Working data:
* * *

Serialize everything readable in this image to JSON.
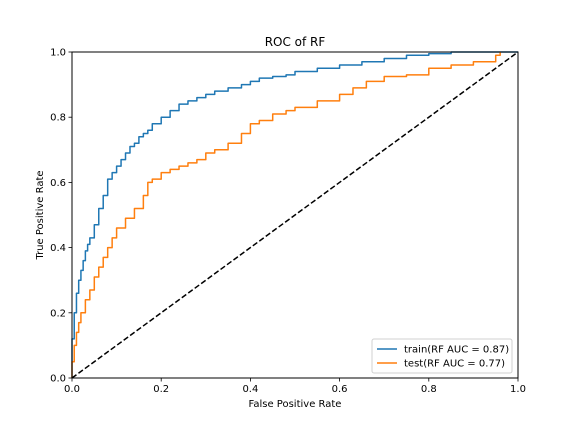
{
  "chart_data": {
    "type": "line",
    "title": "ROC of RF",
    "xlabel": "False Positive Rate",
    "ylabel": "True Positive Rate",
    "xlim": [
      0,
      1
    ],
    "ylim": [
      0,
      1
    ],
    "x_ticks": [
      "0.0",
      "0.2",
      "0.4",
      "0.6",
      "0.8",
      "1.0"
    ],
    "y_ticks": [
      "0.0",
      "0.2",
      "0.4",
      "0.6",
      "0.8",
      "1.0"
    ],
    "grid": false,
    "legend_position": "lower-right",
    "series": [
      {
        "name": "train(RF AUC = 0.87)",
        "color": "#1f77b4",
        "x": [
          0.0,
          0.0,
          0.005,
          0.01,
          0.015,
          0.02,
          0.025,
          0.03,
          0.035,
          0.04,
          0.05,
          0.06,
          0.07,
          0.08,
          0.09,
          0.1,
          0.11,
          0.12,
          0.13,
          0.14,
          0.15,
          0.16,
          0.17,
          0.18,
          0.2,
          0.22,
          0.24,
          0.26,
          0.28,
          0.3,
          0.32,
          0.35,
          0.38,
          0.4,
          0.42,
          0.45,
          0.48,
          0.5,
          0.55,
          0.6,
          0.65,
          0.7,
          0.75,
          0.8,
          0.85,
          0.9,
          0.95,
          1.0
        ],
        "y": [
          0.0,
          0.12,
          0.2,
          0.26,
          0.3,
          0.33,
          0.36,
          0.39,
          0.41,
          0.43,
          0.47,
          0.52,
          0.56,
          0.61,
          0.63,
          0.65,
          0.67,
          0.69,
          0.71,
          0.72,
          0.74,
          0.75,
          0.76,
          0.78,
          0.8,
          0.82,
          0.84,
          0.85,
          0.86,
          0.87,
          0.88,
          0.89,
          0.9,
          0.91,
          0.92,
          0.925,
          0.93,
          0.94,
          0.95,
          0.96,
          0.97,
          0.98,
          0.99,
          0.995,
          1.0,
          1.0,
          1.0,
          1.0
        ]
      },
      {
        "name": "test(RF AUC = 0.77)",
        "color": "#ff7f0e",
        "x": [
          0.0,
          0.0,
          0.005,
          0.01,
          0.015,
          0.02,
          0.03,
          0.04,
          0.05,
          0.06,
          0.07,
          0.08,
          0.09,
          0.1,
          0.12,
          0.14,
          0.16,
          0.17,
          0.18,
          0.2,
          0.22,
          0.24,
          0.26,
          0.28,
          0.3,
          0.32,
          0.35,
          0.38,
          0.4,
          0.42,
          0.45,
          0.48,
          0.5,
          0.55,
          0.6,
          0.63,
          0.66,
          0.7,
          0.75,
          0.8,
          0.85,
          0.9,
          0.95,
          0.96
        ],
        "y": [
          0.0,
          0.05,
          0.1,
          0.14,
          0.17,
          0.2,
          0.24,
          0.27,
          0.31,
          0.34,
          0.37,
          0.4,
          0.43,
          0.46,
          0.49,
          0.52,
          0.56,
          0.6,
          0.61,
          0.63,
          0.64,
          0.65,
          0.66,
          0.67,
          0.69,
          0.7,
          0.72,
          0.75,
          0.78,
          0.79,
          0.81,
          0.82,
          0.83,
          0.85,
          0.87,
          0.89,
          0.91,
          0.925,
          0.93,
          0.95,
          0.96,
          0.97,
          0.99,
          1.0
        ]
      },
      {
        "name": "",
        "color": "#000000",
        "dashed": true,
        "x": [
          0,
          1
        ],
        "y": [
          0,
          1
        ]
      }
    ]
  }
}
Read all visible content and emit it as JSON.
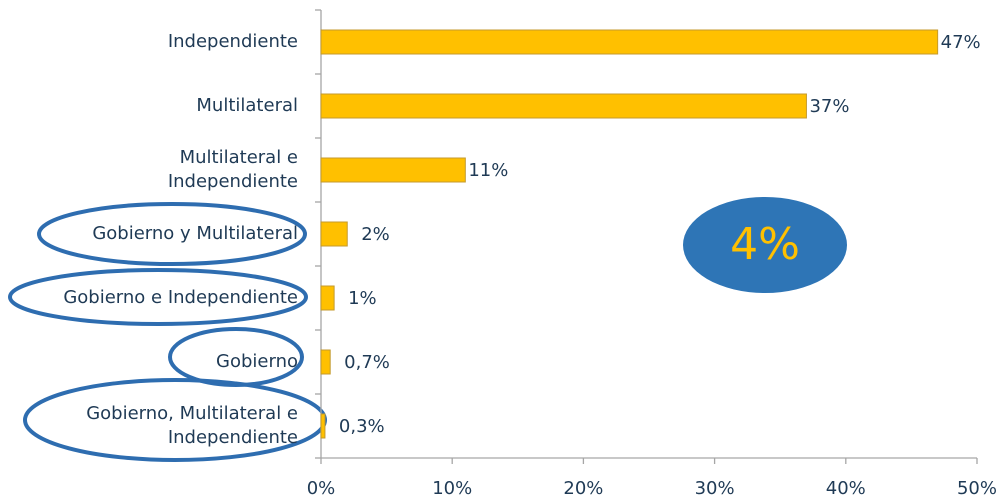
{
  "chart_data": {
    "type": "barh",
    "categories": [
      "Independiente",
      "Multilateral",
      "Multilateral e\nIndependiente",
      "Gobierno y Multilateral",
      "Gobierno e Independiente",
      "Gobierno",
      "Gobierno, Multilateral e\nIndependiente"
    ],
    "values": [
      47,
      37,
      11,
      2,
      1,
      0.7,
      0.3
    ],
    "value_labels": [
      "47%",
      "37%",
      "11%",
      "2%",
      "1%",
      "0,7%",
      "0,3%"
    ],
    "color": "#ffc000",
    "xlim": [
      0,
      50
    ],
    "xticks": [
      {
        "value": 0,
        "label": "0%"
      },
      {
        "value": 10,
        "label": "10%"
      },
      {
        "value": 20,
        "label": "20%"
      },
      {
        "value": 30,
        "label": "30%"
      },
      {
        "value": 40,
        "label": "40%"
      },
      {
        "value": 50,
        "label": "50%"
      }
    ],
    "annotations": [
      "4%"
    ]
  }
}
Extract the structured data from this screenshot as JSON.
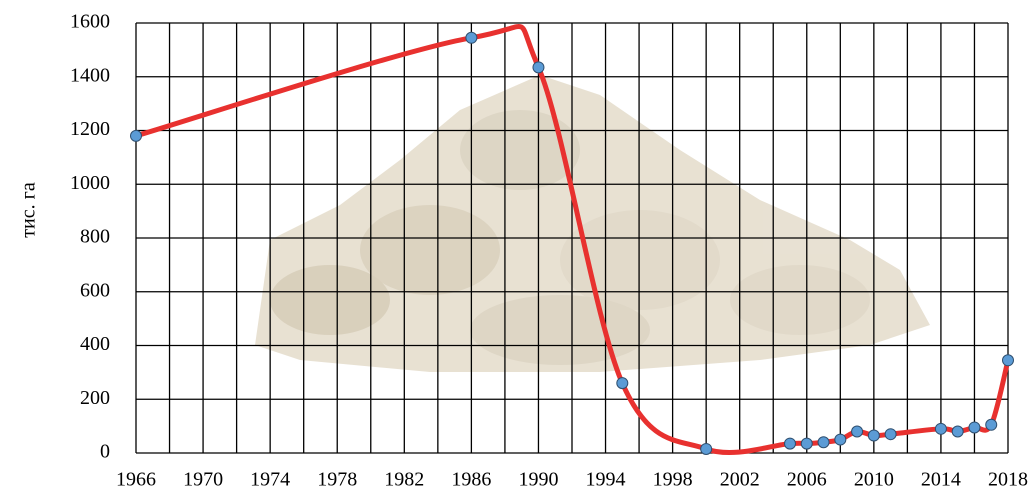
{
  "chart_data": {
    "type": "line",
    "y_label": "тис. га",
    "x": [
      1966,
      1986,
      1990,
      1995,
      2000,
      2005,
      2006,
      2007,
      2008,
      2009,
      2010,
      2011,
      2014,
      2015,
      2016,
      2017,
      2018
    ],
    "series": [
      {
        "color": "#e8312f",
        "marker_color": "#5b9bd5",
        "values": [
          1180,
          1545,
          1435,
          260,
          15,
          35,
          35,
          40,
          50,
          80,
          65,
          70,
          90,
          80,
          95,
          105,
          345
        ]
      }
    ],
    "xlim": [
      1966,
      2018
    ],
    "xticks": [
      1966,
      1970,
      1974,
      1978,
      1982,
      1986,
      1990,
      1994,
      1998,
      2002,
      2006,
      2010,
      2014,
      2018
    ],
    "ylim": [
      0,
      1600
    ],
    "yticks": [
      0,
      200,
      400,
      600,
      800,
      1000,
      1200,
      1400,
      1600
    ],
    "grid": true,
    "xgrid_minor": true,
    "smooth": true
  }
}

* * *

Copy each line of the records above that carries the word "this".

Serialize everything readable in this image to JSON.
Extract the structured data from this screenshot as JSON.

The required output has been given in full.